DO THIS -> In the listing below, locate the lines that hold the string "inexécutée". Copy those lines.

MATERIAL TO PROCESS ->
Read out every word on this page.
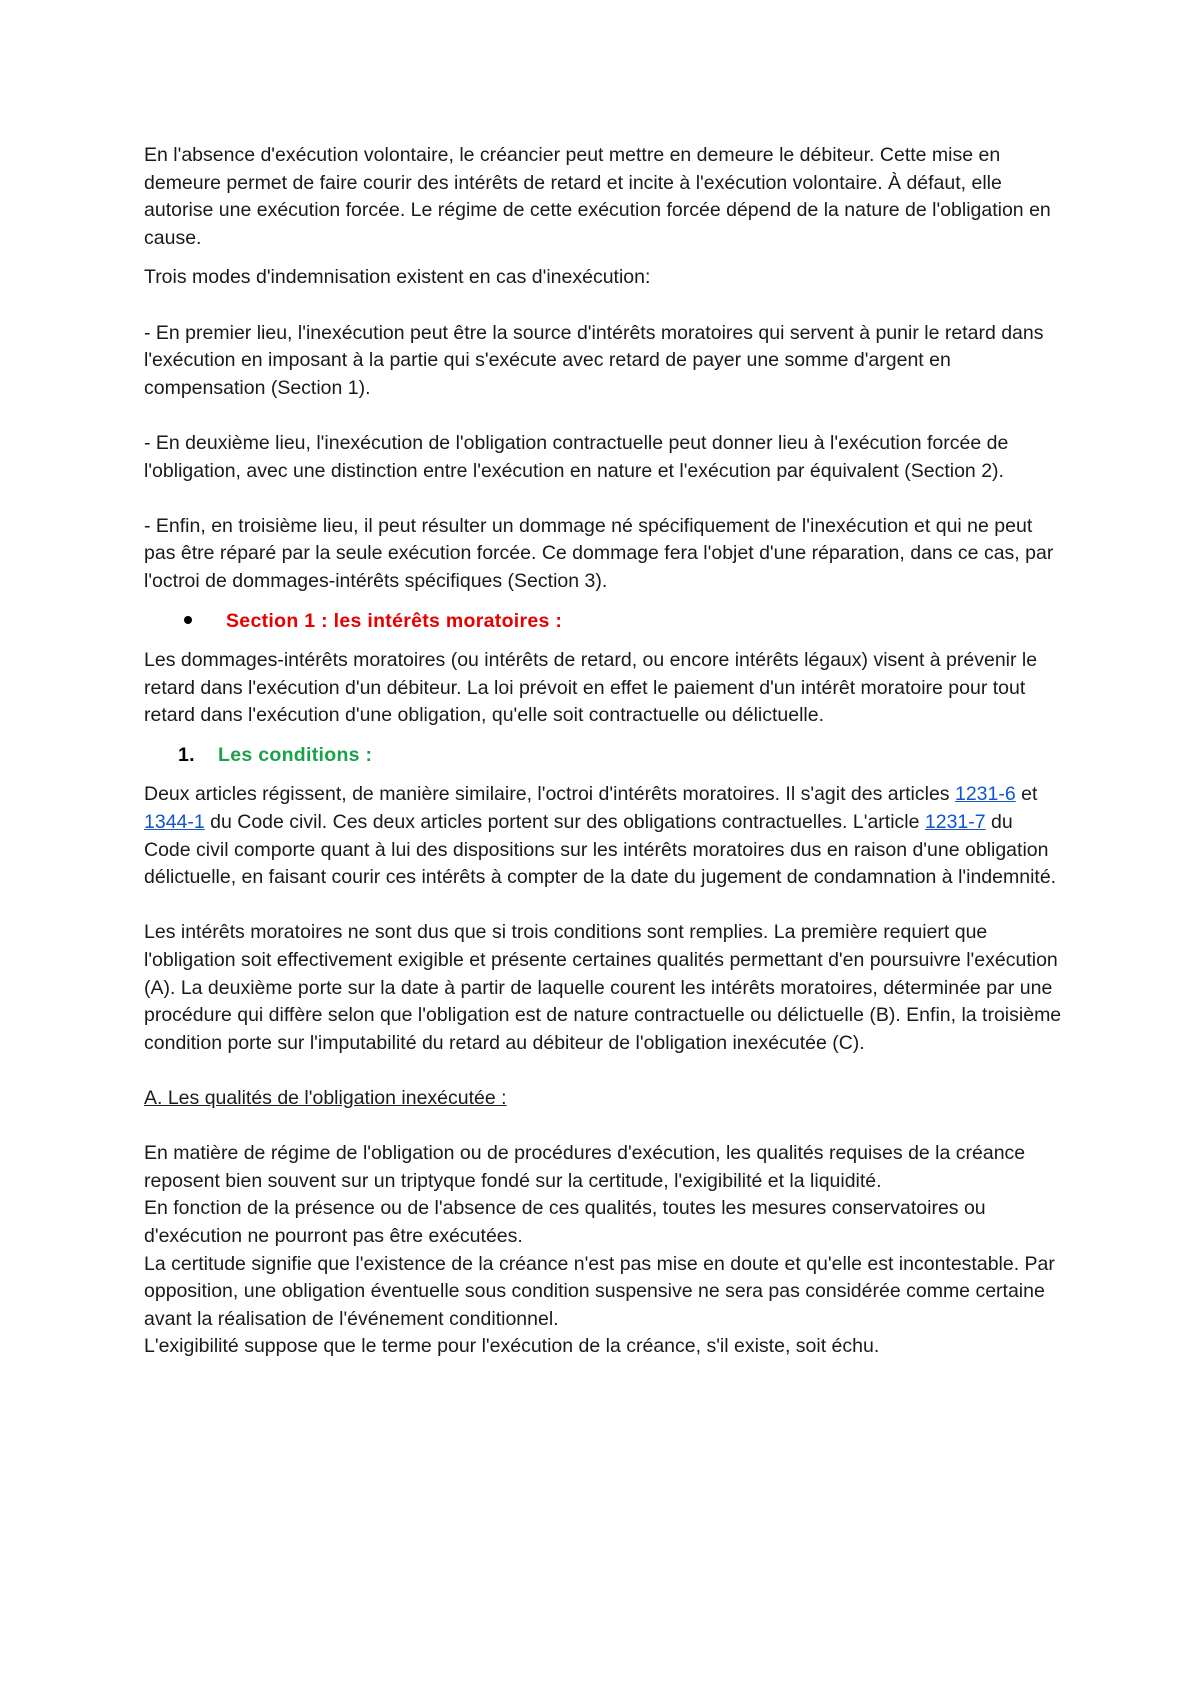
En l'absence d'exécution volontaire, le créancier peut mettre en demeure le débiteur. Cette mise en demeure permet de faire courir des intérêts de retard et incite à l'exécution volontaire. À défaut, elle autorise une exécution forcée. Le régime de cette exécution forcée dépend de la nature de l'obligation en cause.

Trois modes d'indemnisation existent en cas d'inexécution:

- En premier lieu, l'inexécution peut être la source d'intérêts moratoires qui servent à punir le retard dans l'exécution en imposant à la partie qui s'exécute avec retard de payer une somme d'argent en compensation (Section 1).

- En deuxième lieu, l'inexécution de l'obligation contractuelle peut donner lieu à l'exécution forcée de l'obligation, avec une distinction entre l'exécution en nature et l'exécution par équivalent (Section 2).

- Enfin, en troisième lieu, il peut résulter un dommage né spécifiquement de l'inexécution et qui ne peut pas être réparé par la seule exécution forcée. Ce dommage fera l'objet d'une réparation, dans ce cas, par l'octroi de dommages-intérêts spécifiques (Section 3).

Section 1 : les intérêts moratoires :

Les dommages-intérêts moratoires (ou intérêts de retard, ou encore intérêts légaux) visent à prévenir le retard dans l'exécution d'un débiteur. La loi prévoit en effet le paiement d'un intérêt moratoire pour tout retard dans l'exécution d'une obligation, qu'elle soit contractuelle ou délictuelle.

1.	Les conditions :

Deux articles régissent, de manière similaire, l'octroi d'intérêts moratoires. Il s'agit des articles 1231-6 et 1344-1 du Code civil. Ces deux articles portent sur des obligations contractuelles. L'article 1231-7 du Code civil comporte quant à lui des dispositions sur les intérêts moratoires dus en raison d'une obligation délictuelle, en faisant courir ces intérêts à compter de la date du jugement de condamnation à l'indemnité.

Les intérêts moratoires ne sont dus que si trois conditions sont remplies. La première requiert que l'obligation soit effectivement exigible et présente certaines qualités permettant d'en poursuivre l'exécution (A). La deuxième porte sur la date à partir de laquelle courent les intérêts moratoires, déterminée par une procédure qui diffère selon que l'obligation est de nature contractuelle ou délictuelle (B). Enfin, la troisième condition porte sur l'imputabilité du retard au débiteur de l'obligation inexécutée (C).

A. Les qualités de l'obligation inexécutée :

En matière de régime de l'obligation ou de procédures d'exécution, les qualités requises de la créance reposent bien souvent sur un triptyque fondé sur la certitude, l'exigibilité et la liquidité.

En fonction de la présence ou de l'absence de ces qualités, toutes les mesures conservatoires ou d'exécution ne pourront pas être exécutées.

La certitude signifie que l'existence de la créance n'est pas mise en doute et qu'elle est incontestable. Par opposition, une obligation éventuelle sous condition suspensive ne sera pas considérée comme certaine avant la réalisation de l'événement conditionnel.

L'exigibilité suppose que le terme pour l'exécution de la créance, s'il existe, soit échu.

SOLVED EXERCISE ->
Les intérêts moratoires ne sont dus que si trois conditions sont remplies. La première requiert que l'obligation soit effectivement exigible et présente certaines qualités permettant d'en poursuivre l'exécution (A). La deuxième porte sur la date à partir de laquelle courent les intérêts moratoires, déterminée par une procédure qui diffère selon que l'obligation est de nature contractuelle ou délictuelle (B). Enfin, la troisième condition porte sur l'imputabilité du retard au débiteur de l'obligation inexécutée (C).
A. Les qualités de l'obligation inexécutée :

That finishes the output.